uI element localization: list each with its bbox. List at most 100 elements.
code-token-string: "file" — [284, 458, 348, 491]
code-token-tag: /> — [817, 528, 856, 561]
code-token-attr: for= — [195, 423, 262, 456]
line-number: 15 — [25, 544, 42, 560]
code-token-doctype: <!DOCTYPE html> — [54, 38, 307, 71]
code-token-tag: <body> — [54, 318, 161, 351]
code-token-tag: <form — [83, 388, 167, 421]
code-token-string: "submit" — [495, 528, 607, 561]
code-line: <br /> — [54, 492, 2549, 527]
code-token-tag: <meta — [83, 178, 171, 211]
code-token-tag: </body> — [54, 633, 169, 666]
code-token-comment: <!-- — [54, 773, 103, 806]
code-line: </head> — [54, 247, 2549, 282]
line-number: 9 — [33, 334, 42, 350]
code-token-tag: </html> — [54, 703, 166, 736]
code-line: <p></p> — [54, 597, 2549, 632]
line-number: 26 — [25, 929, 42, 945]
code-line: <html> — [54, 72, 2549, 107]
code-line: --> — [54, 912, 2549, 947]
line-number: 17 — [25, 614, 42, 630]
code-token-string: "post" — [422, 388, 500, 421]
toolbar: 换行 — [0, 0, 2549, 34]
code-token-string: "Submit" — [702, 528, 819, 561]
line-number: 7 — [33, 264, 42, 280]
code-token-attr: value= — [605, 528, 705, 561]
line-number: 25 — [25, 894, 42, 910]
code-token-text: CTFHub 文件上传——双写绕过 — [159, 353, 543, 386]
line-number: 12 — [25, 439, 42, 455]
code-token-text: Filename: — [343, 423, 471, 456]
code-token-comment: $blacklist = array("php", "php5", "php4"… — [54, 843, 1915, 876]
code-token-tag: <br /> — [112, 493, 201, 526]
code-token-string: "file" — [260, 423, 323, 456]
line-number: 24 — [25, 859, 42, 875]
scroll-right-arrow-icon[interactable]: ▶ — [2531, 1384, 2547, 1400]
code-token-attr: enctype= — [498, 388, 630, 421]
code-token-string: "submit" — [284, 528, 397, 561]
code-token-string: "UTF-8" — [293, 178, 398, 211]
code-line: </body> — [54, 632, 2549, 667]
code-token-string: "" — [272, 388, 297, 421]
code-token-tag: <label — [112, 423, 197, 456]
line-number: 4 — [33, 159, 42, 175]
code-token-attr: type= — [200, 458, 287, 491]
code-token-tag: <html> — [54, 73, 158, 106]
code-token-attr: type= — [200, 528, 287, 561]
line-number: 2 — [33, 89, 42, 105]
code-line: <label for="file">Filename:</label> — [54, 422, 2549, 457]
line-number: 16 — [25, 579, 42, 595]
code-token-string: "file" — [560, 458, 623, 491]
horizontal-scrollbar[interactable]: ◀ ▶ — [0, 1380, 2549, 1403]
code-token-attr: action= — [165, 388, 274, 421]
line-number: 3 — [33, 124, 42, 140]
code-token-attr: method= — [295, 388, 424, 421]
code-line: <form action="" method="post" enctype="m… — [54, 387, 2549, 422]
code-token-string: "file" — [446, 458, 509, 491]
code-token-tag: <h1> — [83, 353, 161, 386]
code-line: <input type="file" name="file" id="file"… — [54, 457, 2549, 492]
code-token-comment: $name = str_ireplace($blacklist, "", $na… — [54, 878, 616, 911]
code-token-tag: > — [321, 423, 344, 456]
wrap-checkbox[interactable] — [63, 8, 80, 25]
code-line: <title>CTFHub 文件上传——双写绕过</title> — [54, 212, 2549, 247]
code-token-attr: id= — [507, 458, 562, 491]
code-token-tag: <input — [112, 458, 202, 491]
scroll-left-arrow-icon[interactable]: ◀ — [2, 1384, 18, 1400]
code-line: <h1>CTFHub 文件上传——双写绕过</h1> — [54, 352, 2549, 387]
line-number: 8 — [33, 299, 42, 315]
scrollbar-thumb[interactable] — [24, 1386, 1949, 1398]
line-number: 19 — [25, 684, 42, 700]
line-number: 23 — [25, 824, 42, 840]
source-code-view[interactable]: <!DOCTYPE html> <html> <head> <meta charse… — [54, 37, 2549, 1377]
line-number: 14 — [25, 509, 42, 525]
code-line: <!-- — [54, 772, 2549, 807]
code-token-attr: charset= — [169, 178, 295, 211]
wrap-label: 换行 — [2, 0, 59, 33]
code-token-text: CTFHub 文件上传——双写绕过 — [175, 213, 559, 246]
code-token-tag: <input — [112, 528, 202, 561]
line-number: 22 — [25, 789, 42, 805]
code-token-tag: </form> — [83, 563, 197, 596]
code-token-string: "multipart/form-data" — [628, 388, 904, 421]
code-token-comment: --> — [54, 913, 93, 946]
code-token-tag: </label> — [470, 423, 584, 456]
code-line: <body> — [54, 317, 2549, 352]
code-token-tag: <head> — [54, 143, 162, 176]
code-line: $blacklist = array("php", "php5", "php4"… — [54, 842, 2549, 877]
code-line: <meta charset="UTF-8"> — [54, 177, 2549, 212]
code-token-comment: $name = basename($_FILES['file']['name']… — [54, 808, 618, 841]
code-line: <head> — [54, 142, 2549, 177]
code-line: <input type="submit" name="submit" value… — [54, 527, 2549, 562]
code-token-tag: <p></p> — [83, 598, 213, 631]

— SHORT EXERCISE —
Write out the entries verbatim, starting from the first one and going on through the line that contains "line-number: 17 — [25, 614, 42, 630]", both included.

— OUTPUT OF THE TASK —
uI element localization: list each with its bbox. List at most 100 elements.
code-token-string: "file" — [284, 458, 348, 491]
code-token-tag: /> — [817, 528, 856, 561]
code-token-attr: for= — [195, 423, 262, 456]
line-number: 15 — [25, 544, 42, 560]
code-token-doctype: <!DOCTYPE html> — [54, 38, 307, 71]
code-token-tag: <body> — [54, 318, 161, 351]
code-token-tag: <form — [83, 388, 167, 421]
code-token-string: "submit" — [495, 528, 607, 561]
code-line: <br /> — [54, 492, 2549, 527]
code-token-tag: <meta — [83, 178, 171, 211]
code-token-tag: </body> — [54, 633, 169, 666]
code-token-comment: <!-- — [54, 773, 103, 806]
code-line: </head> — [54, 247, 2549, 282]
line-number: 9 — [33, 334, 42, 350]
code-token-tag: </html> — [54, 703, 166, 736]
code-line: <p></p> — [54, 597, 2549, 632]
line-number: 26 — [25, 929, 42, 945]
code-line: <html> — [54, 72, 2549, 107]
code-line: --> — [54, 912, 2549, 947]
line-number: 17 — [25, 614, 42, 630]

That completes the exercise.